## EXERCISE DETAILS
Take the data below and repeat it exactly.

Extracted data entries:
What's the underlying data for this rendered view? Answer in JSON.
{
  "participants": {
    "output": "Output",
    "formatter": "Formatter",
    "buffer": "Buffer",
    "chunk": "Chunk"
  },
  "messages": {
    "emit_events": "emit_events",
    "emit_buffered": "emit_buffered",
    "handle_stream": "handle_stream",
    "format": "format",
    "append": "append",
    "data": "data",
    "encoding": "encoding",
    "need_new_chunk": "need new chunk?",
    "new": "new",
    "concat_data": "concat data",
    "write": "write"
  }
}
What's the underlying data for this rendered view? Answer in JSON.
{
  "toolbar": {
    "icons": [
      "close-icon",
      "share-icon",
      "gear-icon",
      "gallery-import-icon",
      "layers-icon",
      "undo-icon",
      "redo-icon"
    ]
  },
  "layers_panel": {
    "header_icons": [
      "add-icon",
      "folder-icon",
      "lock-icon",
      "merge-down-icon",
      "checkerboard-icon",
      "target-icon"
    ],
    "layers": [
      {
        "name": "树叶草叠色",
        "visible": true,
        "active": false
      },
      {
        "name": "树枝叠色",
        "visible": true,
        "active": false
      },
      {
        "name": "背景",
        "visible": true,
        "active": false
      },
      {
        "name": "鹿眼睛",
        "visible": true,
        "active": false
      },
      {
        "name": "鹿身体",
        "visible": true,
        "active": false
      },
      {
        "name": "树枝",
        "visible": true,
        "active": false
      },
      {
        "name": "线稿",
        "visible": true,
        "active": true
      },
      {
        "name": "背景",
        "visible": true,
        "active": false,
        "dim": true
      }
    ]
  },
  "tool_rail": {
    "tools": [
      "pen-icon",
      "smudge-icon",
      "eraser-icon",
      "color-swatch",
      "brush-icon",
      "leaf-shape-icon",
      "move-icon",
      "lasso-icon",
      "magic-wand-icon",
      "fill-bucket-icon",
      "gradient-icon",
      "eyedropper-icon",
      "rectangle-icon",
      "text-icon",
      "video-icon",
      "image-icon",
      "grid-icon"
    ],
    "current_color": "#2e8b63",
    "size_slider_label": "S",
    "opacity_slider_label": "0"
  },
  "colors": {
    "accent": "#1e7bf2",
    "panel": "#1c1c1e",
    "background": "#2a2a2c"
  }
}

## TASK RESPONSE
What's the underlying data for this rendered view? Answer in JSON.
{
  "participants": {
    "output": "Output",
    "formatter": "Formatter",
    "buffer": "Buffer",
    "chunk": "Chunk"
  },
  "messages": {
    "emit_events": "emit_events",
    "emit_buffered": "emit_buffered",
    "handle_stream": "handle_stream",
    "format": "format",
    "append": "append",
    "data": "data",
    "encoding": "encoding",
    "need_new_chunk": "need new chunk?",
    "new": "new",
    "concat_data": "concat data",
    "write": "write"
  }
}
What's the underlying data for this rendered view? Answer in JSON.
{
  "toolbar": {
    "icons": [
      "close-icon",
      "share-icon",
      "gear-icon",
      "gallery-import-icon",
      "layers-icon",
      "undo-icon",
      "redo-icon"
    ]
  },
  "layers_panel": {
    "header_icons": [
      "add-icon",
      "folder-icon",
      "lock-icon",
      "merge-down-icon",
      "checkerboard-icon",
      "target-icon"
    ],
    "layers": [
      {
        "name": "树叶草叠色",
        "visible": true,
        "active": false
      },
      {
        "name": "树枝叠色",
        "visible": true,
        "active": false
      },
      {
        "name": "背景",
        "visible": true,
        "active": false
      },
      {
        "name": "鹿眼睛",
        "visible": true,
        "active": false
      },
      {
        "name": "鹿身体",
        "visible": true,
        "active": false
      },
      {
        "name": "树枝",
        "visible": true,
        "active": false
      },
      {
        "name": "线稿",
        "visible": true,
        "active": true
      },
      {
        "name": "背景",
        "visible": true,
        "active": false,
        "dim": true
      }
    ]
  },
  "tool_rail": {
    "tools": [
      "pen-icon",
      "smudge-icon",
      "eraser-icon",
      "color-swatch",
      "brush-icon",
      "leaf-shape-icon",
      "move-icon",
      "lasso-icon",
      "magic-wand-icon",
      "fill-bucket-icon",
      "gradient-icon",
      "eyedropper-icon",
      "rectangle-icon",
      "text-icon",
      "video-icon",
      "image-icon",
      "grid-icon"
    ],
    "current_color": "#2e8b63",
    "size_slider_label": "S",
    "opacity_slider_label": "0"
  },
  "colors": {
    "accent": "#1e7bf2",
    "panel": "#1c1c1e",
    "background": "#2a2a2c"
  }
}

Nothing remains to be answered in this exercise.